• Task 1
In the text passage on annotated types, rewrite the span from "However, it is" to "in annotated types.)", substituting "programs" for "tools".

• Text passage

•••

Meaning of annotated types

gomoripeti commented 5 years ago

Existing documentation:

The erlang documentation for types and specs does not mention annotated types at all http://erlang.org/doc/reference_manual/typespec.html
The Erlang documentation of the abstract format has the following to say (http://erlang.org/doc/apps/erts/absform.html#types)

If T is an annotated type A :: T_0, where A is a variable, then Rep(T) = {ann_type,LINE,[Rep(A),Rep(T_0)]}.
The Elixir documentation states (https://hexdocs.pm/elixir/typespecs.html#defining-a-specification)

You can also name your arguments in a typespec using arg_name :: arg_type syntax.

From all this I deduct that in an annotated type A :: T A is not a type variable or type, and :: does not says that "A is a subtype of T", but rather "A is a name or variable name, the value of which has the type T". It is common practice in Erlang and Elixir code that A is the same as the variable name in the head of the function implementation.

Although Gradualizer can give any meaning to existing type/spec constructs but I think the recent tendency was more to support the existing usage patterns and to be able to support as much existing code as possible. (A good example is the practical usage of what looks like bounded polymorphic types)

Therefore I suggest to treat the annotation of annotated types as shear documentation and ignore it as soon in the process as possible. @josefs @zuiderkwast @Zalastax @UlfNorell please share your views in this thread!

zuiderkwast commented 5 years ago

Another possibility would be to treat them as introducing a type alias, so that

-spec foo(A :: string(), A) -> ok.

means the same as

-spec foo(A, A) -> ok when A :: string().

I've never seen any code using them like this though, so I think just dropping them makes more sense.

What does dialyzer do with a spec such as the first one above? Is it even valid?

Zalastax commented 5 years ago

@zuiderkwast annotated types sure look a lot like type variables used in specs but I'm not certain they are the same. It makes sense for them to be the same so that type variables can be expressed in fun types, but fun types don't support conjunctions so we can't expect feature parity.

Type variables are weird so your spec actually says that foo accepts two strings that have to be the same...

(from typespec):

Type variables can be used in specifications to specify relations for the input and output arguments of a function. For example, the following specification defines the type of a polymorphic identity function:

  -spec id(X) -> X.

Notice that the above specification does not restrict the input and output type in any way. These types can be constrained by guard-like subtype constraints and provide bounded quantification:

  -spec id(X) -> X when X :: tuple().

Currently, the :: constraint (read as «is a subtype of») is the only guard constraint that can be used in the when part of a -spec attribute.

Note

The above function specification uses multiple occurrences of the same type variable. That provides more type information than the following function specification, where the type variables are missing:

  -spec id(tuple()) -> tuple().

The latter specification says that the function takes some tuple and returns some tuple. The specification with the X type variable specifies that the function takes a tuple and returns the same tuple.

However, it is up to the tools that process the specifications to choose whether to take this extra information into account or not.

zuiderkwast commented 5 years ago

Type variables are weird so your spec actually says that foo accepts two strings that have to be the same...

@Zalastax: I'm assuming we're talking about -spec foo(A, A) -> ok when A :: string(). here and not the annotated types variant. (Other readers, please skip reading if you're only interested in annotated types.)

•••

[Element and region data]
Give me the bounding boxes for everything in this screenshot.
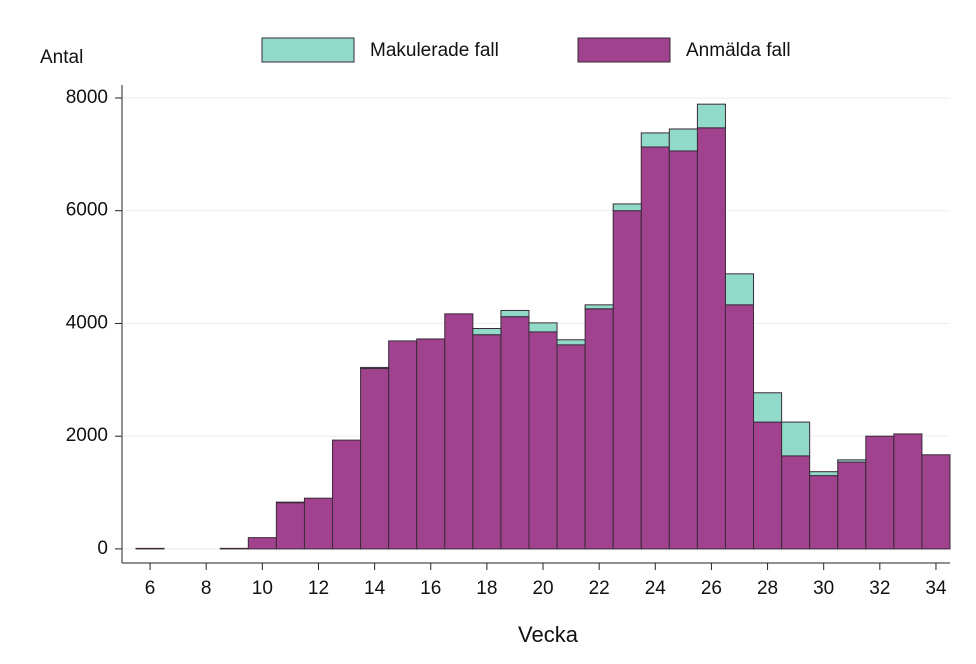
bar (612, 210, 642, 550)
y-tick-label: 0 (97, 538, 108, 559)
legend-swatch (577, 37, 671, 63)
bar (640, 146, 670, 550)
bar (444, 313, 474, 550)
bar (584, 304, 614, 310)
bar (556, 344, 586, 550)
bar (893, 433, 923, 550)
bar (303, 497, 334, 550)
bar (584, 308, 614, 550)
x-tick-label: 22 (589, 578, 610, 599)
bar (388, 340, 418, 550)
bar (837, 461, 867, 550)
x-tick-label: 30 (813, 578, 834, 599)
x-tick-label: 20 (532, 578, 553, 599)
bar (781, 421, 811, 457)
y-tick-label: 2000 (66, 425, 108, 446)
bar (781, 455, 811, 550)
x-tick-label: 18 (476, 578, 497, 599)
y-axis-label: Antal (40, 47, 83, 68)
bar (809, 475, 839, 550)
x-tick-label: 6 (145, 578, 156, 599)
bar (416, 338, 446, 550)
x-tick-label: 14 (364, 578, 386, 599)
bar (753, 392, 783, 423)
bar (332, 439, 362, 550)
legend-swatch (261, 37, 355, 63)
x-tick-label: 16 (420, 578, 441, 599)
legend-label: Anmälda fall (686, 40, 791, 61)
bar (275, 502, 305, 550)
bar (753, 421, 783, 550)
y-tick-label: 6000 (66, 200, 108, 221)
bar (472, 334, 502, 550)
y-tick-label: 4000 (66, 312, 108, 333)
bar (528, 331, 558, 550)
bar (612, 203, 642, 212)
bar (135, 547, 165, 550)
bar (247, 537, 277, 550)
bar (472, 328, 502, 336)
bar (696, 127, 726, 550)
bar (275, 501, 305, 504)
x-tick-label: 26 (701, 578, 722, 599)
x-tick-label: 34 (925, 578, 947, 599)
bar (360, 368, 390, 550)
bar (668, 150, 698, 550)
x-tick-label: 8 (201, 578, 212, 599)
bar (809, 471, 839, 477)
bar (219, 547, 249, 550)
bar (724, 273, 755, 306)
bar (837, 459, 867, 463)
bar (556, 339, 586, 346)
bar (500, 316, 530, 550)
bar (360, 366, 390, 370)
bar (640, 132, 670, 148)
bar (921, 454, 951, 550)
x-axis-label: Vecka (518, 622, 579, 647)
bar (528, 322, 558, 333)
bar (668, 128, 698, 152)
y-tick-label: 8000 (66, 87, 108, 108)
x-tick-label: 10 (252, 578, 273, 599)
bar (865, 435, 895, 550)
x-tick-label: 28 (757, 578, 778, 599)
x-tick-label: 12 (308, 578, 329, 599)
bar (500, 309, 530, 318)
x-tick-label: 32 (869, 578, 890, 599)
x-tick-label: 24 (645, 578, 667, 599)
bar (724, 304, 755, 550)
bar (696, 103, 726, 129)
legend-label: Makulerade fall (370, 40, 499, 61)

•••

• Task 2
Output the lines of the entries from the line with "bar (612, 210, 642, 550)" to the line with "bar (275, 501, 305, 504)", unchanged and in their original order.

• Task response 1
However, it is up to the programs that process the specifications to choose whether to take this extra information into account or not.

zuiderkwast commented 5 years ago

Type variables are weird so your spec actually says that foo accepts two strings that have to be the same...

@Zalastax: I'm assuming we're talking about -spec foo(A, A) -> ok when A :: string(). here and not the annotated types variant. (Other readers, please skip reading if you're only interested in annotated types.)

• Task response 2
bar (612, 210, 642, 550)
y-tick-label: 0 (97, 538, 108, 559)
legend-swatch (577, 37, 671, 63)
bar (640, 146, 670, 550)
bar (444, 313, 474, 550)
bar (584, 304, 614, 310)
bar (556, 344, 586, 550)
bar (893, 433, 923, 550)
bar (303, 497, 334, 550)
bar (584, 308, 614, 550)
x-tick-label: 22 (589, 578, 610, 599)
bar (388, 340, 418, 550)
bar (837, 461, 867, 550)
x-tick-label: 30 (813, 578, 834, 599)
x-tick-label: 20 (532, 578, 553, 599)
bar (781, 421, 811, 457)
y-tick-label: 2000 (66, 425, 108, 446)
bar (781, 455, 811, 550)
x-tick-label: 18 (476, 578, 497, 599)
y-axis-label: Antal (40, 47, 83, 68)
bar (809, 475, 839, 550)
x-tick-label: 6 (145, 578, 156, 599)
bar (416, 338, 446, 550)
x-tick-label: 14 (364, 578, 386, 599)
bar (753, 392, 783, 423)
bar (332, 439, 362, 550)
legend-swatch (261, 37, 355, 63)
x-tick-label: 16 (420, 578, 441, 599)
legend-label: Anmälda fall (686, 40, 791, 61)
bar (275, 502, 305, 550)
bar (753, 421, 783, 550)
y-tick-label: 6000 (66, 200, 108, 221)
bar (472, 334, 502, 550)
y-tick-label: 4000 (66, 312, 108, 333)
bar (528, 331, 558, 550)
bar (612, 203, 642, 212)
bar (135, 547, 165, 550)
bar (247, 537, 277, 550)
bar (472, 328, 502, 336)
bar (696, 127, 726, 550)
bar (275, 501, 305, 504)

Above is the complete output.